**Dataset items**:
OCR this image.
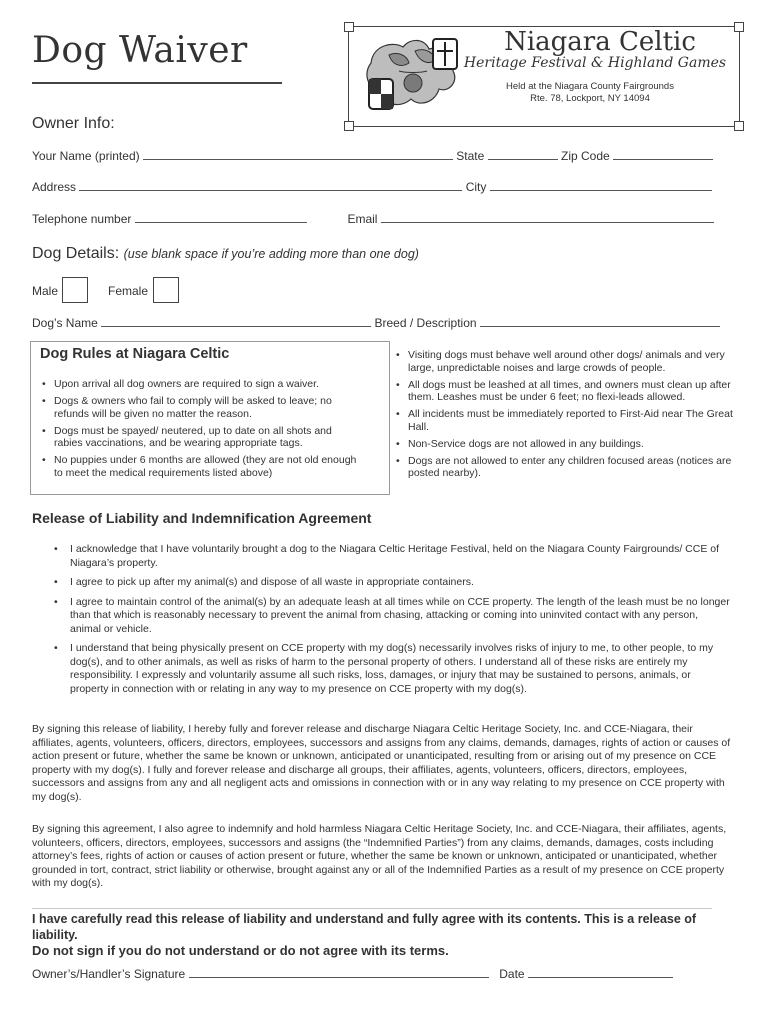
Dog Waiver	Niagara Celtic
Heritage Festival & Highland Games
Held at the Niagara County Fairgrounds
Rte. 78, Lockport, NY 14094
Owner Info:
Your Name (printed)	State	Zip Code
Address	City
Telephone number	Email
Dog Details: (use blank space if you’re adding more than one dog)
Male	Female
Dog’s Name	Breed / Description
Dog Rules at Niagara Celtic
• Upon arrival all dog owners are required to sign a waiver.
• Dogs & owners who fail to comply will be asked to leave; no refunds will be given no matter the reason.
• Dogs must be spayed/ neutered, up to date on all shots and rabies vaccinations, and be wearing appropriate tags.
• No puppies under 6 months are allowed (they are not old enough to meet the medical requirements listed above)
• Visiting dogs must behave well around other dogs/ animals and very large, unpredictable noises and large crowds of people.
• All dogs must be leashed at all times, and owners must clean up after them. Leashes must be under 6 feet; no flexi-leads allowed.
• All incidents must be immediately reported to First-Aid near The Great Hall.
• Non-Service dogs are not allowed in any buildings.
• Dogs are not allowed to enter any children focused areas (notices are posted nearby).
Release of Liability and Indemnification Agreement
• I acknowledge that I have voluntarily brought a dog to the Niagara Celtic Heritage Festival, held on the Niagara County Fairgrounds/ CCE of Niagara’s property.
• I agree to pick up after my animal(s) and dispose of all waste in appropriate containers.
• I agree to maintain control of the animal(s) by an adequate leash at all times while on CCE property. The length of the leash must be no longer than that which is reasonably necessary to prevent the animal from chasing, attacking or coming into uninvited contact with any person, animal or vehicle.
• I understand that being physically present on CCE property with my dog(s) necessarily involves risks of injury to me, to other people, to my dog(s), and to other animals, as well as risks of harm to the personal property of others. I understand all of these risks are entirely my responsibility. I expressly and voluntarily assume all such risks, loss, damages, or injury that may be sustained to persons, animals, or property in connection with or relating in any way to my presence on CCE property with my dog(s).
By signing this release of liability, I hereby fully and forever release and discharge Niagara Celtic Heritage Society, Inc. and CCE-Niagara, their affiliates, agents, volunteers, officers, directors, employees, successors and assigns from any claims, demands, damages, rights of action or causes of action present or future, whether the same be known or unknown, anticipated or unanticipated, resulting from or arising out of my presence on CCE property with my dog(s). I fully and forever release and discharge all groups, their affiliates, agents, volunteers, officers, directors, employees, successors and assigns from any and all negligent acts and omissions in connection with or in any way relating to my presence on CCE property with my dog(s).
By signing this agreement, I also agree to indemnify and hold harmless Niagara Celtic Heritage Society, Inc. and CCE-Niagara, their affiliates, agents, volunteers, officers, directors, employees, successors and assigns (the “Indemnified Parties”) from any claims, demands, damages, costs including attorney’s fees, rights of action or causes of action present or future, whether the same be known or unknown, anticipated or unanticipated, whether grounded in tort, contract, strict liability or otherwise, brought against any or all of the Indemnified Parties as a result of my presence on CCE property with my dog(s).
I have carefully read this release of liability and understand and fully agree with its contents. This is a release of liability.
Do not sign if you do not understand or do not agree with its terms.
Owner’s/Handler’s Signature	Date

**SHORT TASK**: Each line of the material above either contains the word "Name" or does not; state how many do, and nothing else.

**TASK OUTPUT**: 2